§ Exercise brief
Extract every row below, from the first one down to the row that contains "check-circle-icon <box>117 1499", including both, and reproduce them unchanged.

§ The records
-.-.-

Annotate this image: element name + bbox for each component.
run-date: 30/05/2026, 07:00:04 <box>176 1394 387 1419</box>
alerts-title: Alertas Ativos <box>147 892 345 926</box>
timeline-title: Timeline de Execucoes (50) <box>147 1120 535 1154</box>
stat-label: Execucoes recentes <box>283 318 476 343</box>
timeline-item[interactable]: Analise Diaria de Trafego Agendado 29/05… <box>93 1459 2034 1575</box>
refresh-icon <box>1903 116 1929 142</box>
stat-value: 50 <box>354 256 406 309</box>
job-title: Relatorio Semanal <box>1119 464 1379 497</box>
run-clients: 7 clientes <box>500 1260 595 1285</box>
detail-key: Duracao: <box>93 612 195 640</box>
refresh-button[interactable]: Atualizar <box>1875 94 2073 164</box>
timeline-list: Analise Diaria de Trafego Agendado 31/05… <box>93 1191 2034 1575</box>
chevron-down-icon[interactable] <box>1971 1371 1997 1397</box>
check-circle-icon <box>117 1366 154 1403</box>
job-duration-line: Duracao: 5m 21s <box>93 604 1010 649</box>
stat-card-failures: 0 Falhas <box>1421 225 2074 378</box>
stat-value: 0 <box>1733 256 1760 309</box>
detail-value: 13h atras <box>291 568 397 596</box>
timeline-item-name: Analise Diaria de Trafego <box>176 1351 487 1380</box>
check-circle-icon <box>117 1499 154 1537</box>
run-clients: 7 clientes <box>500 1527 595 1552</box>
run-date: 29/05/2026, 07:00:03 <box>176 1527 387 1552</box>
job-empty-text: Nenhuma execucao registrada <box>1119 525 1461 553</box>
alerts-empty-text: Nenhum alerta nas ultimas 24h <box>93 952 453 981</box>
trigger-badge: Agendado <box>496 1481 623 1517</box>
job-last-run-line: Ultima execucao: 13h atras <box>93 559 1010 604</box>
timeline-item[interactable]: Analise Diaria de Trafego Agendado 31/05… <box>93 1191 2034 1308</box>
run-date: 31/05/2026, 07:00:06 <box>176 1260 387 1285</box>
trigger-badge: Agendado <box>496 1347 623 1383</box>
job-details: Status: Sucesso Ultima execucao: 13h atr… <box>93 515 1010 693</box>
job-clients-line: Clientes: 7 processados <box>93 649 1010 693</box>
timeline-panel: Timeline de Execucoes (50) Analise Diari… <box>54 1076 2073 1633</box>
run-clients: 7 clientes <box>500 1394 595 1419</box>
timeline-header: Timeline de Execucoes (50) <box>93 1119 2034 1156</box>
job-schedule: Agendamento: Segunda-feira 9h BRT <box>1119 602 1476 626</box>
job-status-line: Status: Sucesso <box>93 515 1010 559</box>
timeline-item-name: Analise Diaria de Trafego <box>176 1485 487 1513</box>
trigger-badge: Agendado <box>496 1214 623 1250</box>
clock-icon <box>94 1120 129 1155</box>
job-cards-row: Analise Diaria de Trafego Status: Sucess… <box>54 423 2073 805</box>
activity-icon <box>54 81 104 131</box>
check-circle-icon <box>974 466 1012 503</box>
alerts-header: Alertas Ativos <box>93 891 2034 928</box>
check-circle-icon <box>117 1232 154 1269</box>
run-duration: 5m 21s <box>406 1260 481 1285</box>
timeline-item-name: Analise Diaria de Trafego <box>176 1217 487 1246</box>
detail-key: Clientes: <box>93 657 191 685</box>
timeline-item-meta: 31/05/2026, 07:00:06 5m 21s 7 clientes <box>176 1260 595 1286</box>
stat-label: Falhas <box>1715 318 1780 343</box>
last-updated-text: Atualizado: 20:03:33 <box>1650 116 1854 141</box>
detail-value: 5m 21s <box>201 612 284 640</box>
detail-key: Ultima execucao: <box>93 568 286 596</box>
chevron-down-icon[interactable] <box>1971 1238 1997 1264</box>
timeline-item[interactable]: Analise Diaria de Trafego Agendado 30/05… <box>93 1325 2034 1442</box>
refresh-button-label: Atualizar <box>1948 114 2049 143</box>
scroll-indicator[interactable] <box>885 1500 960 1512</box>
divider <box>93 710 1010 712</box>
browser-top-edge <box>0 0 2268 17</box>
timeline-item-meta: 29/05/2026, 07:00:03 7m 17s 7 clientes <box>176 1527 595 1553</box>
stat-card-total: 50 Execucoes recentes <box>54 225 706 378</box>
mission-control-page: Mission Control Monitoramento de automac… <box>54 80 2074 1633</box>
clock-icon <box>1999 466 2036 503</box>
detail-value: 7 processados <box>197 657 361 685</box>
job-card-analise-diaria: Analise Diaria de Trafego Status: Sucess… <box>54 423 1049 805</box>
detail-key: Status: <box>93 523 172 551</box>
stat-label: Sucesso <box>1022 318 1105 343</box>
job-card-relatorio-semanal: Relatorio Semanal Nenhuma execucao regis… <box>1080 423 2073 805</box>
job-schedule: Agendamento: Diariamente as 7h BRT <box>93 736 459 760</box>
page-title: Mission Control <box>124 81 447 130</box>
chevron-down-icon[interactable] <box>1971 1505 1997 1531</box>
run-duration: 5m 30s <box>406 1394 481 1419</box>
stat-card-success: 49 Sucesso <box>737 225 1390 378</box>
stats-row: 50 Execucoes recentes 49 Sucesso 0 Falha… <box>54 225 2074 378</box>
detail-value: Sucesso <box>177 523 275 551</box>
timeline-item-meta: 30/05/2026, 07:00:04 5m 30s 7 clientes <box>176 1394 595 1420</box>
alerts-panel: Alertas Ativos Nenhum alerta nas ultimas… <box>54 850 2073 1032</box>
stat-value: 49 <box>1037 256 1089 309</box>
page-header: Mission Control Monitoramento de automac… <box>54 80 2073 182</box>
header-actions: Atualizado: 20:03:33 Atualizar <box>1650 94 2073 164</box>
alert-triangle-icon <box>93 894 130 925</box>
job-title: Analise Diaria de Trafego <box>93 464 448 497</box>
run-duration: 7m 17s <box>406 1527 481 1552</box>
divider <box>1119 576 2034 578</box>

-.-.-

§ Full output
Annotate this image: element name + bbox for each component.
run-date: 30/05/2026, 07:00:04 <box>176 1394 387 1419</box>
alerts-title: Alertas Ativos <box>147 892 345 926</box>
timeline-title: Timeline de Execucoes (50) <box>147 1120 535 1154</box>
stat-label: Execucoes recentes <box>283 318 476 343</box>
timeline-item[interactable]: Analise Diaria de Trafego Agendado 29/05… <box>93 1459 2034 1575</box>
refresh-icon <box>1903 116 1929 142</box>
stat-value: 50 <box>354 256 406 309</box>
job-title: Relatorio Semanal <box>1119 464 1379 497</box>
run-clients: 7 clientes <box>500 1260 595 1285</box>
detail-key: Duracao: <box>93 612 195 640</box>
refresh-button[interactable]: Atualizar <box>1875 94 2073 164</box>
timeline-list: Analise Diaria de Trafego Agendado 31/05… <box>93 1191 2034 1575</box>
chevron-down-icon[interactable] <box>1971 1371 1997 1397</box>
check-circle-icon <box>117 1366 154 1403</box>
job-duration-line: Duracao: 5m 21s <box>93 604 1010 649</box>
stat-card-failures: 0 Falhas <box>1421 225 2074 378</box>
stat-value: 0 <box>1733 256 1760 309</box>
detail-value: 13h atras <box>291 568 397 596</box>
timeline-item-name: Analise Diaria de Trafego <box>176 1351 487 1380</box>
check-circle-icon <box>117 1499 154 1537</box>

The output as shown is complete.